Exercise materials:
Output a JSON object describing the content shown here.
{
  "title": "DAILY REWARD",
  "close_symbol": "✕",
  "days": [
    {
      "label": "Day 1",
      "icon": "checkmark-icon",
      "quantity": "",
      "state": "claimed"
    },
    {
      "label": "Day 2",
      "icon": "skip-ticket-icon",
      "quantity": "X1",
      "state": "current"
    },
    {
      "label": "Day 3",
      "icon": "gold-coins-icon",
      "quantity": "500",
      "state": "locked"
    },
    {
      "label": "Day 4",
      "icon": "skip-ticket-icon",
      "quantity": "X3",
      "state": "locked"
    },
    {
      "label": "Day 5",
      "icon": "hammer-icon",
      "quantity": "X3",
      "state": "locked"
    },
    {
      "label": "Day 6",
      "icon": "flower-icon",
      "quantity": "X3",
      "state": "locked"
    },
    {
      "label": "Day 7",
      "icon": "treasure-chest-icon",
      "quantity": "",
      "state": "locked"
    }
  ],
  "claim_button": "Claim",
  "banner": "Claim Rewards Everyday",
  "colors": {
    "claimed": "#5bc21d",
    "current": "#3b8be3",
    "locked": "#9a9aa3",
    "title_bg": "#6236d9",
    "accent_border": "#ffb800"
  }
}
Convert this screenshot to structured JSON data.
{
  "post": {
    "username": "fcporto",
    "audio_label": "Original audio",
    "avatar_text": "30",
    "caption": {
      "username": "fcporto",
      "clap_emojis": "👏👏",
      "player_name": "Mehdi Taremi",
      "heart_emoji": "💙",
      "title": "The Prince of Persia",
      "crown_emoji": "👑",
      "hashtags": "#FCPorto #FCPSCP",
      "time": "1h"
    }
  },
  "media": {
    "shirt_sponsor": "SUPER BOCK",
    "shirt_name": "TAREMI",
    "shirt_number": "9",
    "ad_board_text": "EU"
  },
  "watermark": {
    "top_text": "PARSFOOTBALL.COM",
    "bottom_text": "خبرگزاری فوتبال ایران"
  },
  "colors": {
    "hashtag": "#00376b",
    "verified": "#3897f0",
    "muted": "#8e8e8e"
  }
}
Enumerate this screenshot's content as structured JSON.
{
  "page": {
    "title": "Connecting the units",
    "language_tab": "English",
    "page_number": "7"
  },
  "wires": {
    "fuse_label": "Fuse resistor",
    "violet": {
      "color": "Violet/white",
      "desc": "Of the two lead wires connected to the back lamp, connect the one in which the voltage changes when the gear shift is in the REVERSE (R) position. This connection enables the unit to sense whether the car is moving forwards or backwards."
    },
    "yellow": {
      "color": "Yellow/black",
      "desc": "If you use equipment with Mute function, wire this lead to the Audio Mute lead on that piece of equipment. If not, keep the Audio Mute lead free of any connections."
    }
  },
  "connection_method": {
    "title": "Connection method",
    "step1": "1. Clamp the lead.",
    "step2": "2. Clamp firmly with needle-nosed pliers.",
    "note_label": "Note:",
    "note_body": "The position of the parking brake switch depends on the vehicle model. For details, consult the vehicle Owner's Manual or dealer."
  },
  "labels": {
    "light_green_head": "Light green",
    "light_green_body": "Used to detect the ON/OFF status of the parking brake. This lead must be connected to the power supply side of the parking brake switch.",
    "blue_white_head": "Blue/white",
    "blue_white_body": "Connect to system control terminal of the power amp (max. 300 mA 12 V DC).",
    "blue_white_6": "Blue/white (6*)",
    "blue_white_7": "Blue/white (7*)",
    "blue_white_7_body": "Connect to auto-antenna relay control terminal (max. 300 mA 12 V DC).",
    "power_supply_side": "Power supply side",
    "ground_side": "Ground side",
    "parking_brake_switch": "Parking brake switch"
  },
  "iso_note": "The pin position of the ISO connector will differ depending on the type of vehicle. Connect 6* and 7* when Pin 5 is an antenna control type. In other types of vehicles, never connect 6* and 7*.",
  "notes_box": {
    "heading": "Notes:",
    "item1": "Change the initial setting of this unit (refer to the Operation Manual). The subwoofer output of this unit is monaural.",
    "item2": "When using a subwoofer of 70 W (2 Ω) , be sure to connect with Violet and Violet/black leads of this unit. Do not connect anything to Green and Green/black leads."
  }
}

Directive: Retype the listing above in full, with no alterations.

Finished task:
Output a JSON object describing the content shown here.
{
  "title": "DAILY REWARD",
  "close_symbol": "✕",
  "days": [
    {
      "label": "Day 1",
      "icon": "checkmark-icon",
      "quantity": "",
      "state": "claimed"
    },
    {
      "label": "Day 2",
      "icon": "skip-ticket-icon",
      "quantity": "X1",
      "state": "current"
    },
    {
      "label": "Day 3",
      "icon": "gold-coins-icon",
      "quantity": "500",
      "state": "locked"
    },
    {
      "label": "Day 4",
      "icon": "skip-ticket-icon",
      "quantity": "X3",
      "state": "locked"
    },
    {
      "label": "Day 5",
      "icon": "hammer-icon",
      "quantity": "X3",
      "state": "locked"
    },
    {
      "label": "Day 6",
      "icon": "flower-icon",
      "quantity": "X3",
      "state": "locked"
    },
    {
      "label": "Day 7",
      "icon": "treasure-chest-icon",
      "quantity": "",
      "state": "locked"
    }
  ],
  "claim_button": "Claim",
  "banner": "Claim Rewards Everyday",
  "colors": {
    "claimed": "#5bc21d",
    "current": "#3b8be3",
    "locked": "#9a9aa3",
    "title_bg": "#6236d9",
    "accent_border": "#ffb800"
  }
}
Convert this screenshot to structured JSON data.
{
  "post": {
    "username": "fcporto",
    "audio_label": "Original audio",
    "avatar_text": "30",
    "caption": {
      "username": "fcporto",
      "clap_emojis": "👏👏",
      "player_name": "Mehdi Taremi",
      "heart_emoji": "💙",
      "title": "The Prince of Persia",
      "crown_emoji": "👑",
      "hashtags": "#FCPorto #FCPSCP",
      "time": "1h"
    }
  },
  "media": {
    "shirt_sponsor": "SUPER BOCK",
    "shirt_name": "TAREMI",
    "shirt_number": "9",
    "ad_board_text": "EU"
  },
  "watermark": {
    "top_text": "PARSFOOTBALL.COM",
    "bottom_text": "خبرگزاری فوتبال ایران"
  },
  "colors": {
    "hashtag": "#00376b",
    "verified": "#3897f0",
    "muted": "#8e8e8e"
  }
}
Enumerate this screenshot's content as structured JSON.
{
  "page": {
    "title": "Connecting the units",
    "language_tab": "English",
    "page_number": "7"
  },
  "wires": {
    "fuse_label": "Fuse resistor",
    "violet": {
      "color": "Violet/white",
      "desc": "Of the two lead wires connected to the back lamp, connect the one in which the voltage changes when the gear shift is in the REVERSE (R) position. This connection enables the unit to sense whether the car is moving forwards or backwards."
    },
    "yellow": {
      "color": "Yellow/black",
      "desc": "If you use equipment with Mute function, wire this lead to the Audio Mute lead on that piece of equipment. If not, keep the Audio Mute lead free of any connections."
    }
  },
  "connection_method": {
    "title": "Connection method",
    "step1": "1. Clamp the lead.",
    "step2": "2. Clamp firmly with needle-nosed pliers.",
    "note_label": "Note:",
    "note_body": "The position of the parking brake switch depends on the vehicle model. For details, consult the vehicle Owner's Manual or dealer."
  },
  "labels": {
    "light_green_head": "Light green",
    "light_green_body": "Used to detect the ON/OFF status of the parking brake. This lead must be connected to the power supply side of the parking brake switch.",
    "blue_white_head": "Blue/white",
    "blue_white_body": "Connect to system control terminal of the power amp (max. 300 mA 12 V DC).",
    "blue_white_6": "Blue/white (6*)",
    "blue_white_7": "Blue/white (7*)",
    "blue_white_7_body": "Connect to auto-antenna relay control terminal (max. 300 mA 12 V DC).",
    "power_supply_side": "Power supply side",
    "ground_side": "Ground side",
    "parking_brake_switch": "Parking brake switch"
  },
  "iso_note": "The pin position of the ISO connector will differ depending on the type of vehicle. Connect 6* and 7* when Pin 5 is an antenna control type. In other types of vehicles, never connect 6* and 7*.",
  "notes_box": {
    "heading": "Notes:",
    "item1": "Change the initial setting of this unit (refer to the Operation Manual). The subwoofer output of this unit is monaural.",
    "item2": "When using a subwoofer of 70 W (2 Ω) , be sure to connect with Violet and Violet/black leads of this unit. Do not connect anything to Green and Green/black leads."
  }
}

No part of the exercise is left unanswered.